[Begin]
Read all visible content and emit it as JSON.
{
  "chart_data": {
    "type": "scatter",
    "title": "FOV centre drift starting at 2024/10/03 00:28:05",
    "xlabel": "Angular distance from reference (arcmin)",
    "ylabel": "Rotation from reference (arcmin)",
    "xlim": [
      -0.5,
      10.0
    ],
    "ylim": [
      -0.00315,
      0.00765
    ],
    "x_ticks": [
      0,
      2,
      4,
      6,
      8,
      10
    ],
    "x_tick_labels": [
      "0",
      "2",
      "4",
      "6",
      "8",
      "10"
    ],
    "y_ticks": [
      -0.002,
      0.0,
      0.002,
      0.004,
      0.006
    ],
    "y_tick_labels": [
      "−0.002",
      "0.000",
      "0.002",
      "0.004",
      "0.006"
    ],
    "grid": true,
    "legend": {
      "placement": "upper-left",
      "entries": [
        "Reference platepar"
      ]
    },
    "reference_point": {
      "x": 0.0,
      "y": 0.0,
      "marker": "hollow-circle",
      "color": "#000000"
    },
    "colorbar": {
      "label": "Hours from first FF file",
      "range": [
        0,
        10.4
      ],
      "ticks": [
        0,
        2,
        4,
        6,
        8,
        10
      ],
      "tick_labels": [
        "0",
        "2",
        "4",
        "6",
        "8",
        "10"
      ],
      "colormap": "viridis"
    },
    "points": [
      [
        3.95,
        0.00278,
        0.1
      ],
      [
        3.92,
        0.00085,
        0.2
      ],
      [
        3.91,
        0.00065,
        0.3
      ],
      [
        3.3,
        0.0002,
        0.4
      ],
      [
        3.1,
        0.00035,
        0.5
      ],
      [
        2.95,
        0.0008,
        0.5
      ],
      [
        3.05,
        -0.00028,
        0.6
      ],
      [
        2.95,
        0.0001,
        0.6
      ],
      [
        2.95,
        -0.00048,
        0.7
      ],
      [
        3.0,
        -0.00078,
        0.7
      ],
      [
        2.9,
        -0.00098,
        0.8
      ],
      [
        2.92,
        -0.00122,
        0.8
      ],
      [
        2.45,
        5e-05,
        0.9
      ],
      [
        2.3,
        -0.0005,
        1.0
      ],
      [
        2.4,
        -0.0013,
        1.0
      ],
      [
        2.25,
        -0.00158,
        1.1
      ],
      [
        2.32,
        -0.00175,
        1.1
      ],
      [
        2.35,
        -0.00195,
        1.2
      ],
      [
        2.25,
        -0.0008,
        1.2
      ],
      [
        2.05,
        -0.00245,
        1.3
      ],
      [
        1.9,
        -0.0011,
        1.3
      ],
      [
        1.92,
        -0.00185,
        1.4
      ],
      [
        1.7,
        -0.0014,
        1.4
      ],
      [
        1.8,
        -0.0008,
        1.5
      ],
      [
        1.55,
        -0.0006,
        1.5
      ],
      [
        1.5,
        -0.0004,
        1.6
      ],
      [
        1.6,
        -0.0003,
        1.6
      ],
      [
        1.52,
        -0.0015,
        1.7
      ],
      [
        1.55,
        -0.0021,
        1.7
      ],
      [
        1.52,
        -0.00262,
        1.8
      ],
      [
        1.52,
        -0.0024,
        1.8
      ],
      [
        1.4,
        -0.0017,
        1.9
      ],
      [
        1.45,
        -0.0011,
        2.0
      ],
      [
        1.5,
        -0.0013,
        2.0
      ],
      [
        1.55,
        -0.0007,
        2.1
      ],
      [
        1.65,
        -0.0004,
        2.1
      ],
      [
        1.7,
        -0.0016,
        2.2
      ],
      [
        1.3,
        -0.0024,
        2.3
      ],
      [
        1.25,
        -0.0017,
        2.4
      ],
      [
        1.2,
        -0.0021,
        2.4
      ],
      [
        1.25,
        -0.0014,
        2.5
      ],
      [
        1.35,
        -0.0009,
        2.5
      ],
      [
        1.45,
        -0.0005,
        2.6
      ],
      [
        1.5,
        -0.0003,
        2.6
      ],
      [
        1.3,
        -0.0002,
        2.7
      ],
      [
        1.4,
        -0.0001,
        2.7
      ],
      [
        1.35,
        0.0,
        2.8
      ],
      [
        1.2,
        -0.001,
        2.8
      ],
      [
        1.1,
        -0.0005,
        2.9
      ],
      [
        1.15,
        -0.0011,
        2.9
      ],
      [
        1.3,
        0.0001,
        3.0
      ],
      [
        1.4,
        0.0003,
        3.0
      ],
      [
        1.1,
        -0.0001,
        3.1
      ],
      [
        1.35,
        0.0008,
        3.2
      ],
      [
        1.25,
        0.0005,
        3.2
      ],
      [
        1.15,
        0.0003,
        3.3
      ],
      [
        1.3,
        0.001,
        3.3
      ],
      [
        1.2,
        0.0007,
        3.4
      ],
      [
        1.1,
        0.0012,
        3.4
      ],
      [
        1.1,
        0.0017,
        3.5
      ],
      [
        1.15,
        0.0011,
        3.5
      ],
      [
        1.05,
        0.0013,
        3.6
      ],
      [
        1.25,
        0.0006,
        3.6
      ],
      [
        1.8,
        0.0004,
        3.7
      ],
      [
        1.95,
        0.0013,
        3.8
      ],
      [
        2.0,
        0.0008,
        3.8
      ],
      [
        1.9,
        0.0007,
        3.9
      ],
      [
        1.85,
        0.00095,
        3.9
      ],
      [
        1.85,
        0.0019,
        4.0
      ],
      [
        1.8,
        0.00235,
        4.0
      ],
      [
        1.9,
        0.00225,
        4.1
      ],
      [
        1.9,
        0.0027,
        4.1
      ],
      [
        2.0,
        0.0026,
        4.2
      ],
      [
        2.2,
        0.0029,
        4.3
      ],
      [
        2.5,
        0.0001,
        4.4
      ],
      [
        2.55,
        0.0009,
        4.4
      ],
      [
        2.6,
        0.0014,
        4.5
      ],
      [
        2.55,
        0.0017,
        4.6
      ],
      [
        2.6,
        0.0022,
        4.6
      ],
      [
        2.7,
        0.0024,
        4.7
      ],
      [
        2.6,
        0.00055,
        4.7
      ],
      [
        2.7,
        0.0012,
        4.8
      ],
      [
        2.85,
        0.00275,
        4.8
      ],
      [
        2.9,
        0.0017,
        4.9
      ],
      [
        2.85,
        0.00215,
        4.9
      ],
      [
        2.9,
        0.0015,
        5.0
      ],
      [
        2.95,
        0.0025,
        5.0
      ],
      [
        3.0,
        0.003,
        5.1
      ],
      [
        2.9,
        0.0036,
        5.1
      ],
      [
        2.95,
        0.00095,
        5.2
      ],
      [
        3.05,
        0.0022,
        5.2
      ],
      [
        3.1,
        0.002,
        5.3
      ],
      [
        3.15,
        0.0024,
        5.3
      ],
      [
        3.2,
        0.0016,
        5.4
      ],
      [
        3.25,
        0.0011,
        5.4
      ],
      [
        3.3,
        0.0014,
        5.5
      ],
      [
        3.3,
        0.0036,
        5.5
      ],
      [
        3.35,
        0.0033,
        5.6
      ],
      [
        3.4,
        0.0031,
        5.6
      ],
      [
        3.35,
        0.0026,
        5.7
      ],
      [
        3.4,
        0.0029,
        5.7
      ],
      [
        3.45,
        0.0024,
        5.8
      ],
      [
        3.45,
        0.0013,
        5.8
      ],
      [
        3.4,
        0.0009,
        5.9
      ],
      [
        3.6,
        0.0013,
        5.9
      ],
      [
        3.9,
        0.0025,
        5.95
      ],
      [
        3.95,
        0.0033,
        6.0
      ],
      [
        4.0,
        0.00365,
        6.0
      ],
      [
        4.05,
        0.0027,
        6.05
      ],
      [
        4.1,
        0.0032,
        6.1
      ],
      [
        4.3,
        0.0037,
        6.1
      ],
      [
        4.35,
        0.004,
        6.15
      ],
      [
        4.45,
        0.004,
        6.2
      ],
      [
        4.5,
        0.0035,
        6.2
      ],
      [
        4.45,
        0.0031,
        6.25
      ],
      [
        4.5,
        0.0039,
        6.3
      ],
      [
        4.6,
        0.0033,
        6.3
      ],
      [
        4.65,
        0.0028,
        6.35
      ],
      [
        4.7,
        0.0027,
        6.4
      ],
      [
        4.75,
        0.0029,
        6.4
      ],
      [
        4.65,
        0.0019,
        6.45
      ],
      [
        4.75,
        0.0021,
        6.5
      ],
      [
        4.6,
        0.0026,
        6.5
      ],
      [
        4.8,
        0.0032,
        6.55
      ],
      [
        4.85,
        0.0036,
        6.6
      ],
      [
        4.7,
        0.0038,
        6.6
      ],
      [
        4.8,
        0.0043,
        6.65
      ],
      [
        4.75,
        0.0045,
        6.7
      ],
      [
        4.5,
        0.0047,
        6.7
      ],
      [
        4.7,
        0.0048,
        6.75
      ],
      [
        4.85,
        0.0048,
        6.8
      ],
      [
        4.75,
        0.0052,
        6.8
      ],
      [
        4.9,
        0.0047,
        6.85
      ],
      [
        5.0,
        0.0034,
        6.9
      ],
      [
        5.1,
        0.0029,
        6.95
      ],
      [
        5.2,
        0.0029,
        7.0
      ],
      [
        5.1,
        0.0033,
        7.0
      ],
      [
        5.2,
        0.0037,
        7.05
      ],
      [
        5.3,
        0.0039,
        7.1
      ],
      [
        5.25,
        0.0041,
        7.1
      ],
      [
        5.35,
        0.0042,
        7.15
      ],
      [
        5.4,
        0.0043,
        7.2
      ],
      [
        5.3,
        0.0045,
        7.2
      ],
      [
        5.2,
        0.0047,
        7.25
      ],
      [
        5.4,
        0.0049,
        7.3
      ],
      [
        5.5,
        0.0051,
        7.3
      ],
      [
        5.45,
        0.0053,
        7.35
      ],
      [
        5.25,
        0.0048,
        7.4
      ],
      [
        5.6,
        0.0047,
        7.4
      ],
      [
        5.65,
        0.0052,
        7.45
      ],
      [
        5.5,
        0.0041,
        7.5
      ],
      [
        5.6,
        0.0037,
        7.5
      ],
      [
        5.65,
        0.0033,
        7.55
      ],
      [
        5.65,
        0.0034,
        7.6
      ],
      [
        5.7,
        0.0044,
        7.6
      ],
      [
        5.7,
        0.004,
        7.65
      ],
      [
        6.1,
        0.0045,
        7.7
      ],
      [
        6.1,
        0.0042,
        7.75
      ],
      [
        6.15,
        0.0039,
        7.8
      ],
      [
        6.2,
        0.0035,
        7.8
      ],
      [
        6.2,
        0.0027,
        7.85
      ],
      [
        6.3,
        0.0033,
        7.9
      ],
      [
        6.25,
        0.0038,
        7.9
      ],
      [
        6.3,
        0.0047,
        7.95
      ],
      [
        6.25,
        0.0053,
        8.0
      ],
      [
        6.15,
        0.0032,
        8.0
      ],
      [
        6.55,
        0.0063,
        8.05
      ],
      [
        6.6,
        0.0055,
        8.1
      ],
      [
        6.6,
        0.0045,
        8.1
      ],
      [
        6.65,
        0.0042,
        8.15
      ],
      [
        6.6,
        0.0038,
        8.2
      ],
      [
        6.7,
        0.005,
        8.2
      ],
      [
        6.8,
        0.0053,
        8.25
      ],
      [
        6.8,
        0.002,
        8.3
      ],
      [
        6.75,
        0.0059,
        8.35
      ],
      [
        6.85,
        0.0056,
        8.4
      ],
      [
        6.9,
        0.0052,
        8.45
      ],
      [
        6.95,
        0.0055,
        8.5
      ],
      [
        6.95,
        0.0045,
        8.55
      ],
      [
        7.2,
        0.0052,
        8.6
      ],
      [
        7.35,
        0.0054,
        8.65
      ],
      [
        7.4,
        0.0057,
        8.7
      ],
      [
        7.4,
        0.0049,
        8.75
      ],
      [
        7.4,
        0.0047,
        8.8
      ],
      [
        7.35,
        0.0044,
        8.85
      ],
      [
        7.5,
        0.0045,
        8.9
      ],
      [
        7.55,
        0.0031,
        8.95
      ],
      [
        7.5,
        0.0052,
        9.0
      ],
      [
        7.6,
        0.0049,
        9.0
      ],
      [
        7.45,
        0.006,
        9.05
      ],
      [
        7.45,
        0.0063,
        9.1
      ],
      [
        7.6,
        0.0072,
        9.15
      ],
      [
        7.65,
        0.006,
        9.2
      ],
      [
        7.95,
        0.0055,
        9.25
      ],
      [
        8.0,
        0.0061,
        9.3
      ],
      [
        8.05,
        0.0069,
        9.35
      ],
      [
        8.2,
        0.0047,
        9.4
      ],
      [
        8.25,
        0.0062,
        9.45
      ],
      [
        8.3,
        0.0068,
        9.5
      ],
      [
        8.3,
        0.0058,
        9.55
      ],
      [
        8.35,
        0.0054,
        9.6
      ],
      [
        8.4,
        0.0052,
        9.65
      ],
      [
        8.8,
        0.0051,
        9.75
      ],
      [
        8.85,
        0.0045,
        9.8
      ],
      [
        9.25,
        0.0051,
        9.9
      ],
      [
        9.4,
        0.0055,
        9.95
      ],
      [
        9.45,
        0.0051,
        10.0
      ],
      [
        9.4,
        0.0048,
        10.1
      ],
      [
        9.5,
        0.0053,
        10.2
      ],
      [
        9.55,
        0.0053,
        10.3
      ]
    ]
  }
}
[End]
**Instructions for the task:** State how many lines above contain the string "from", with no other words.

**The solution:** 3